- **AIM**
Give the number of lines in the records below that include "data", and nothing more.

- **PROVIDED ENTRIES**

====

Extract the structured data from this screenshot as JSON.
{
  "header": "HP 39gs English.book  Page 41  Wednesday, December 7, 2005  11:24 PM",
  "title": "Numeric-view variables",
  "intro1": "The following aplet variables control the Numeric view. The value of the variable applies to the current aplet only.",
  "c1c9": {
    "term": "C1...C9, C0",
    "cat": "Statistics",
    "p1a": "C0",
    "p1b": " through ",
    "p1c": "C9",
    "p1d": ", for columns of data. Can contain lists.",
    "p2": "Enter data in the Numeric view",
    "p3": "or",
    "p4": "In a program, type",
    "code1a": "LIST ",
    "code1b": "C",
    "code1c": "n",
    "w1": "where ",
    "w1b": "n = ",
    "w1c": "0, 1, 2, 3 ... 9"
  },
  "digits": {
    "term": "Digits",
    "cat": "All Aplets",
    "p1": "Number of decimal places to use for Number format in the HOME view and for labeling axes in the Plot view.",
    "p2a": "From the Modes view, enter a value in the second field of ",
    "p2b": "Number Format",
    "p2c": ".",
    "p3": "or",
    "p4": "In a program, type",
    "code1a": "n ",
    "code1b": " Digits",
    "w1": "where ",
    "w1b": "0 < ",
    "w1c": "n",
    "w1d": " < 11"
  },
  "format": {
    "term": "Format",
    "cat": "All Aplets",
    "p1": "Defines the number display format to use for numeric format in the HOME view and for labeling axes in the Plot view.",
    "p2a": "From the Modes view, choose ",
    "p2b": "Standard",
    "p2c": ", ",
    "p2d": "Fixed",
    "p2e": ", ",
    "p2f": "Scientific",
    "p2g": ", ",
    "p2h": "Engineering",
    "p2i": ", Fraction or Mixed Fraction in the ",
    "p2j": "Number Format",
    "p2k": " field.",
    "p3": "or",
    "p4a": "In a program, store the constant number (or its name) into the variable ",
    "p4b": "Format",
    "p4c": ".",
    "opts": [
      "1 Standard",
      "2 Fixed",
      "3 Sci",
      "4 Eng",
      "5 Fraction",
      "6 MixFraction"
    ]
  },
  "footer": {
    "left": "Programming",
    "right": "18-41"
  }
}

====

- **SOLUTION FOR THIS PROBLEM**
3